╭──

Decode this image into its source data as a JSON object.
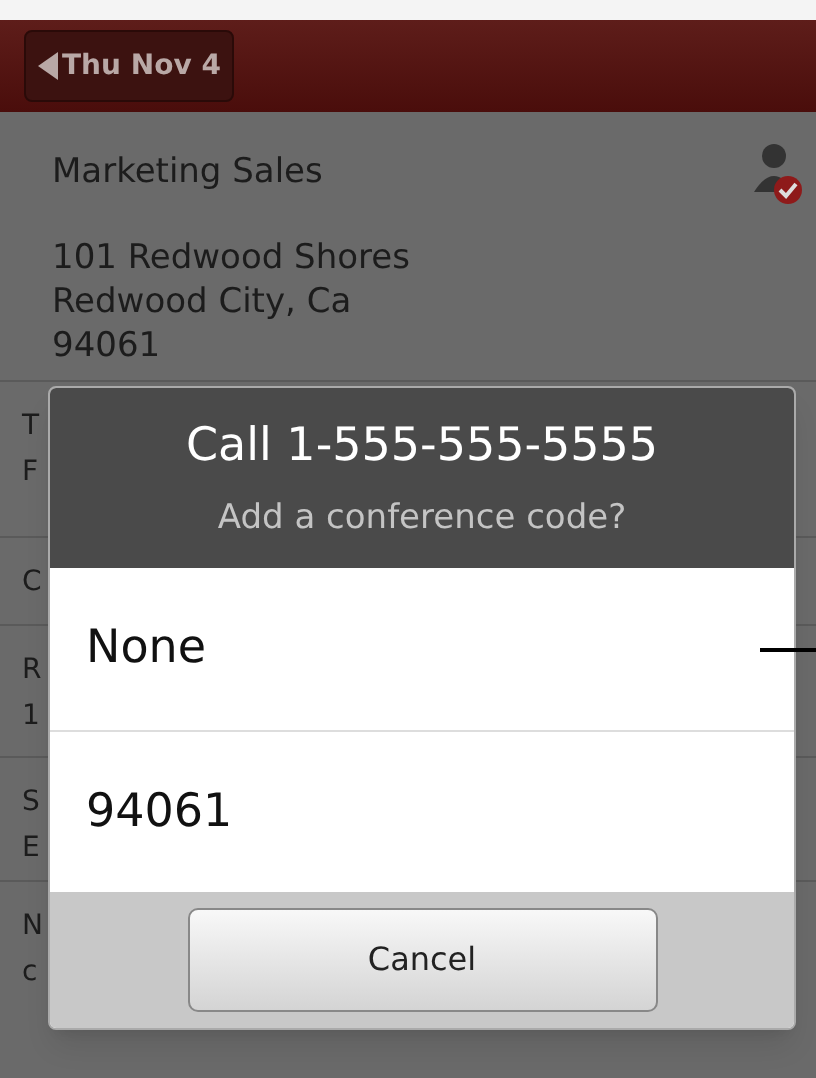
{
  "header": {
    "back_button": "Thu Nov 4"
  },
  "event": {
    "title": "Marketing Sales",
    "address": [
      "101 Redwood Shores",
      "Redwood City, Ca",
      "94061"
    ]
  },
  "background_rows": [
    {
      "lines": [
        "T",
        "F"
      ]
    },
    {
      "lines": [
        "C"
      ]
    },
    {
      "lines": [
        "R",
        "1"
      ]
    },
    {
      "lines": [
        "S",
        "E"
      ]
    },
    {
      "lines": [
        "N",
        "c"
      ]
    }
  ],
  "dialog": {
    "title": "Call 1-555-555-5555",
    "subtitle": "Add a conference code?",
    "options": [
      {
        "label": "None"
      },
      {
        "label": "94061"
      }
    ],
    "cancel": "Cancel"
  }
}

╰──

Your instructions: Copy the material above in full and exactly, skipping pictures.

Result of the task:
Decode this image into its source data as a JSON object.
{
  "header": {
    "back_button": "Thu Nov 4"
  },
  "event": {
    "title": "Marketing Sales",
    "address": [
      "101 Redwood Shores",
      "Redwood City, Ca",
      "94061"
    ]
  },
  "background_rows": [
    {
      "lines": [
        "T",
        "F"
      ]
    },
    {
      "lines": [
        "C"
      ]
    },
    {
      "lines": [
        "R",
        "1"
      ]
    },
    {
      "lines": [
        "S",
        "E"
      ]
    },
    {
      "lines": [
        "N",
        "c"
      ]
    }
  ],
  "dialog": {
    "title": "Call 1-555-555-5555",
    "subtitle": "Add a conference code?",
    "options": [
      {
        "label": "None"
      },
      {
        "label": "94061"
      }
    ],
    "cancel": "Cancel"
  }
}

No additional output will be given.